Exercise task
Below are records; count the lines in them that hold "document" and give only the count.

--- start ---

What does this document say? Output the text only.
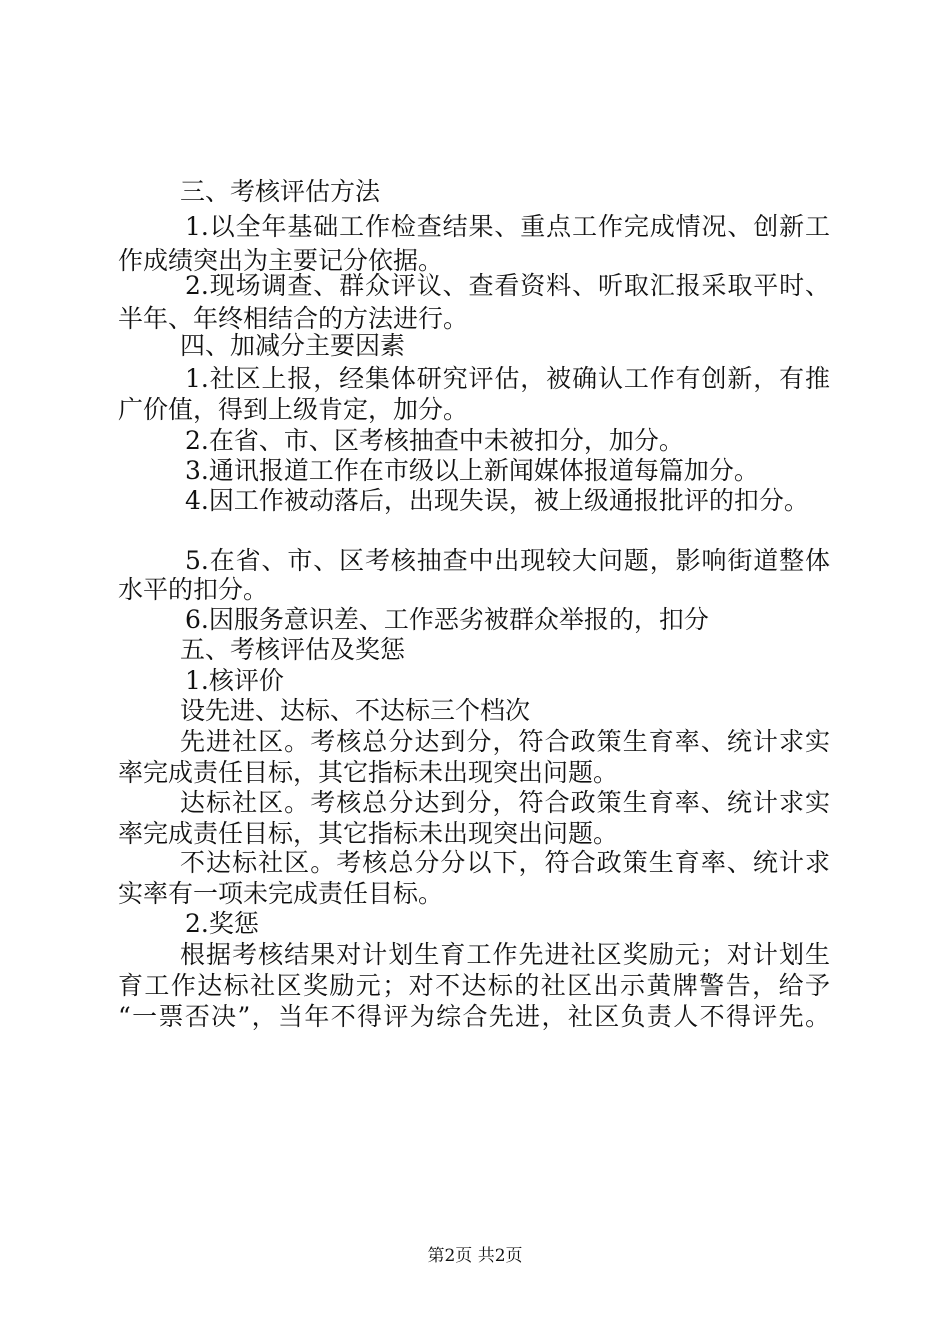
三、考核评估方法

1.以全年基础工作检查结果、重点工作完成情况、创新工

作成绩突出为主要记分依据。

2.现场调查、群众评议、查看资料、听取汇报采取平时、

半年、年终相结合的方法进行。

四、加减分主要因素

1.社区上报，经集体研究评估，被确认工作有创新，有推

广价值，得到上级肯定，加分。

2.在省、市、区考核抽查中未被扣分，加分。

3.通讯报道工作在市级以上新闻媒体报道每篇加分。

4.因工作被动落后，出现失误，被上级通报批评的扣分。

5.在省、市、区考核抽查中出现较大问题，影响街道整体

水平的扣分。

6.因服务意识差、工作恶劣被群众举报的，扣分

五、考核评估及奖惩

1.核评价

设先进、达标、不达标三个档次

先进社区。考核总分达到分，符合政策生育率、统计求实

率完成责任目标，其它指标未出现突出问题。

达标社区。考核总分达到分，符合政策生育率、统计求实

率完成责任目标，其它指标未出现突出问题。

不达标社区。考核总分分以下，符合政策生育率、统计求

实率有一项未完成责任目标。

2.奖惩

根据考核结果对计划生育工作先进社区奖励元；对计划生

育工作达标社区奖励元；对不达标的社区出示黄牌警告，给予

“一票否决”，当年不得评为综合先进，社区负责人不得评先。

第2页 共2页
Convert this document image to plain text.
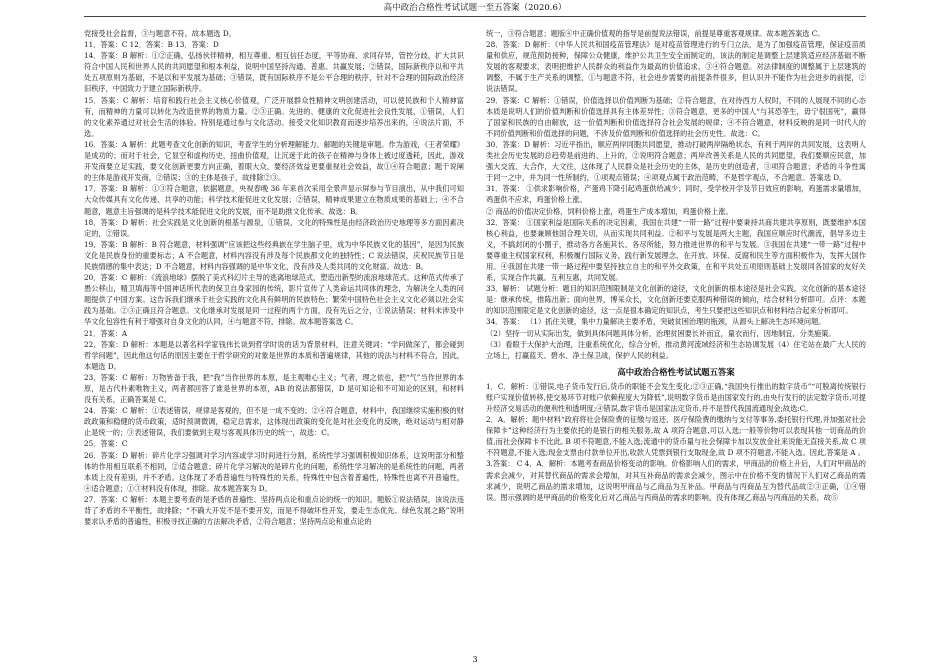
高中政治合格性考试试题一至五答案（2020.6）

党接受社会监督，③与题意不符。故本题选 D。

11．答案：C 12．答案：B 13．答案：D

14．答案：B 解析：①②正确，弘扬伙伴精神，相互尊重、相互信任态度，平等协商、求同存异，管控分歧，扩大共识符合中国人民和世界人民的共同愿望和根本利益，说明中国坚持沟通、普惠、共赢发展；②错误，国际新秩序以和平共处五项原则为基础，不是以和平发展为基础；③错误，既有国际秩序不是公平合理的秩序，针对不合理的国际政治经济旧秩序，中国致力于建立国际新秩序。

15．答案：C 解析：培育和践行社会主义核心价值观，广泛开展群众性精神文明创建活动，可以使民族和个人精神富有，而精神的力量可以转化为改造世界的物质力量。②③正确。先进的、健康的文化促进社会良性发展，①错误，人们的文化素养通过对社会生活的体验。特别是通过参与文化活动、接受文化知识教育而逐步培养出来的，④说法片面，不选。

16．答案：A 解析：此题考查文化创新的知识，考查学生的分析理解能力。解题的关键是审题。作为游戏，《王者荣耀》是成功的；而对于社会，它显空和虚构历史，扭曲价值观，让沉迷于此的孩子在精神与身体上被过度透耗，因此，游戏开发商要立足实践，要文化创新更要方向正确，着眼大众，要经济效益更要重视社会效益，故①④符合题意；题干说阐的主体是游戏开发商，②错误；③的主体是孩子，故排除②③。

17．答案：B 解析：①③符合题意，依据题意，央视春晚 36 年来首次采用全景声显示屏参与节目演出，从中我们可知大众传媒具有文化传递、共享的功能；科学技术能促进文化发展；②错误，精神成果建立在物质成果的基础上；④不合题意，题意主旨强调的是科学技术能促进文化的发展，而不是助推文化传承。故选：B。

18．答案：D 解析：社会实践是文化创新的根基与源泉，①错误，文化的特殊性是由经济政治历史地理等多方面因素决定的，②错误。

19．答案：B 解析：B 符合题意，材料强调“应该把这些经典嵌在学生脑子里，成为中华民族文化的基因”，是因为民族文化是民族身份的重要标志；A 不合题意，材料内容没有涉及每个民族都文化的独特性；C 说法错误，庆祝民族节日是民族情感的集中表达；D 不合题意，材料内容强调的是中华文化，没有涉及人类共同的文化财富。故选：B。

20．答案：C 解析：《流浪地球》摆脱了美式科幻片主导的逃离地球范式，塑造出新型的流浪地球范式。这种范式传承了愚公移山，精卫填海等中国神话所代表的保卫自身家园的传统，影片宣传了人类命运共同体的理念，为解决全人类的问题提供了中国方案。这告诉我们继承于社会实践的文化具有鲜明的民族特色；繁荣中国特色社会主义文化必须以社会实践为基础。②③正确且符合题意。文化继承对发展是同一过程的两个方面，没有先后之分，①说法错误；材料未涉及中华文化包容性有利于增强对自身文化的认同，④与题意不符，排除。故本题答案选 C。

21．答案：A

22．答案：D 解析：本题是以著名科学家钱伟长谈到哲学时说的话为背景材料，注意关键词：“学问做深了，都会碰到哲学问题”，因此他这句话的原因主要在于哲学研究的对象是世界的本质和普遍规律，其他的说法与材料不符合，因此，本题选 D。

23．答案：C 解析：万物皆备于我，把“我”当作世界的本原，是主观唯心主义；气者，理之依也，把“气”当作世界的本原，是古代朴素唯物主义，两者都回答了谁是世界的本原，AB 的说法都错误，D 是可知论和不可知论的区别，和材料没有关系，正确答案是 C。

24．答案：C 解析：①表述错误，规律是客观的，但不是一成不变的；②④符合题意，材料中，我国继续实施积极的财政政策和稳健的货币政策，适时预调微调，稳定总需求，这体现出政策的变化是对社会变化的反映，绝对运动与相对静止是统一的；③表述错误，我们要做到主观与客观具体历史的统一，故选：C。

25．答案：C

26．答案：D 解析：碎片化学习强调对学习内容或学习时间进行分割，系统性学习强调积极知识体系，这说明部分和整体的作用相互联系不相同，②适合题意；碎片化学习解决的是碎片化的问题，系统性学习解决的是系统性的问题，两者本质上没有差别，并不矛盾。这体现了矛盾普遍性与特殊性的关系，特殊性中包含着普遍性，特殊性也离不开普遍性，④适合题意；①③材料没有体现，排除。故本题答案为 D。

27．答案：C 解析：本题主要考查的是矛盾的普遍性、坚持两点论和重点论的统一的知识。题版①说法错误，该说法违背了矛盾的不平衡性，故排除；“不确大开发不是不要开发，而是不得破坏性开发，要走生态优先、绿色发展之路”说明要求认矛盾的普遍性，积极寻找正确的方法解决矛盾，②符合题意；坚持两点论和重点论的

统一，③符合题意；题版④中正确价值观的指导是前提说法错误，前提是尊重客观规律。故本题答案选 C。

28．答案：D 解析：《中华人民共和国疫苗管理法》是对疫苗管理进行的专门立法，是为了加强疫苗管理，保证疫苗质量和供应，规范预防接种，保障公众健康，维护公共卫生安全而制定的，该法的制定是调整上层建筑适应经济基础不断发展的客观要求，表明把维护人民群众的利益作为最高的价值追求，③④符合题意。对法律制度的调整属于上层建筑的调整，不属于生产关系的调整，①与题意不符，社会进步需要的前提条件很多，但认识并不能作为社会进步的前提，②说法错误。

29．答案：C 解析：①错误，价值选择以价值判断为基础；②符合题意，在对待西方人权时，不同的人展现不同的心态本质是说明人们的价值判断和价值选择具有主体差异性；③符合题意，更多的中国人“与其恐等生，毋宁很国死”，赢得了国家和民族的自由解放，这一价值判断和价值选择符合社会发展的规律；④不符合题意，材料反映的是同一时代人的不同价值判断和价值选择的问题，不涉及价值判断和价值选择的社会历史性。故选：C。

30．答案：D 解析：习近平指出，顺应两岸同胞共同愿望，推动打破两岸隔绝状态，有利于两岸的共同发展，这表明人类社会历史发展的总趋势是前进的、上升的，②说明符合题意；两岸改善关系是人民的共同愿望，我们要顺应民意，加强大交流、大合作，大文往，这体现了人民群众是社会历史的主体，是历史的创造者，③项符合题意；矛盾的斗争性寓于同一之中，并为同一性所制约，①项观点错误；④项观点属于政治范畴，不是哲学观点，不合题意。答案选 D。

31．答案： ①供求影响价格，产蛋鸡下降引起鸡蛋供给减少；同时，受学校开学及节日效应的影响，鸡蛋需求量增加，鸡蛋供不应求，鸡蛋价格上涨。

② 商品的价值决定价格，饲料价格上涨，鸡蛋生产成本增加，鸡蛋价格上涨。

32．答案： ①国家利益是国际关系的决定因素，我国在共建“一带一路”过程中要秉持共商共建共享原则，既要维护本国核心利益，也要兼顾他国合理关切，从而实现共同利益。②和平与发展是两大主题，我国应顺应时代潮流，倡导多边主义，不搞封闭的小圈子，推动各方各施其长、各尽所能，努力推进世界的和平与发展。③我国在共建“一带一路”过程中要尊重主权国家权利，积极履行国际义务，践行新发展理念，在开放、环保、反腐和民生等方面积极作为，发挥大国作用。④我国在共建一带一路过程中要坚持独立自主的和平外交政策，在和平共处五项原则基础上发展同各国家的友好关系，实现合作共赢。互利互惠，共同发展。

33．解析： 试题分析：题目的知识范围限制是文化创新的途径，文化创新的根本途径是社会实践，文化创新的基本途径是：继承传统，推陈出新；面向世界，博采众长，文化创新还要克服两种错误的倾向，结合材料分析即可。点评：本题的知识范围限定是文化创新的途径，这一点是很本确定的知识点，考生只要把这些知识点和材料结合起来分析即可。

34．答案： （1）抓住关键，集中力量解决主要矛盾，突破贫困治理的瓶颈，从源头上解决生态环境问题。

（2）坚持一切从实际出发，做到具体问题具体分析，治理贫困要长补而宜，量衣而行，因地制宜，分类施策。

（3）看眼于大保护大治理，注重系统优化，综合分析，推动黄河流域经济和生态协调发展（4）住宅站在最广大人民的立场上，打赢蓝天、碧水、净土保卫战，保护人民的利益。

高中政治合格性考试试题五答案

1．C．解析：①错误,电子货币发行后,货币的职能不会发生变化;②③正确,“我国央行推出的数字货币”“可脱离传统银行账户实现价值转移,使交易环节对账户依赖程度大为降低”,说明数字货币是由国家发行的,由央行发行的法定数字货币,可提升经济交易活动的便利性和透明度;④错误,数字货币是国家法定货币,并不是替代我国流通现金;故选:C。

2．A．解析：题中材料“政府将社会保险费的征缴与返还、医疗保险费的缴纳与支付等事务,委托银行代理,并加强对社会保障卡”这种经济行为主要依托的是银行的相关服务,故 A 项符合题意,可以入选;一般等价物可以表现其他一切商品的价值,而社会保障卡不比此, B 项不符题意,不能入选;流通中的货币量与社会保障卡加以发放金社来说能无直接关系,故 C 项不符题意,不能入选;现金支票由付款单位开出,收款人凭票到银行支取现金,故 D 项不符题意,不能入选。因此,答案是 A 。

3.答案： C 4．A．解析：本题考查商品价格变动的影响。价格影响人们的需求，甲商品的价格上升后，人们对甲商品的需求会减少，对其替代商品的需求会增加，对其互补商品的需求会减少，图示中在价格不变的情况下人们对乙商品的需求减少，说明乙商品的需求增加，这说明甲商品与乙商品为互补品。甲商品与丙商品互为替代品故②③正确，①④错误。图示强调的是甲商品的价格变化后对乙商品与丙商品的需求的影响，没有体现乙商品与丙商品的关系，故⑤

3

--- end ---

Correct result
2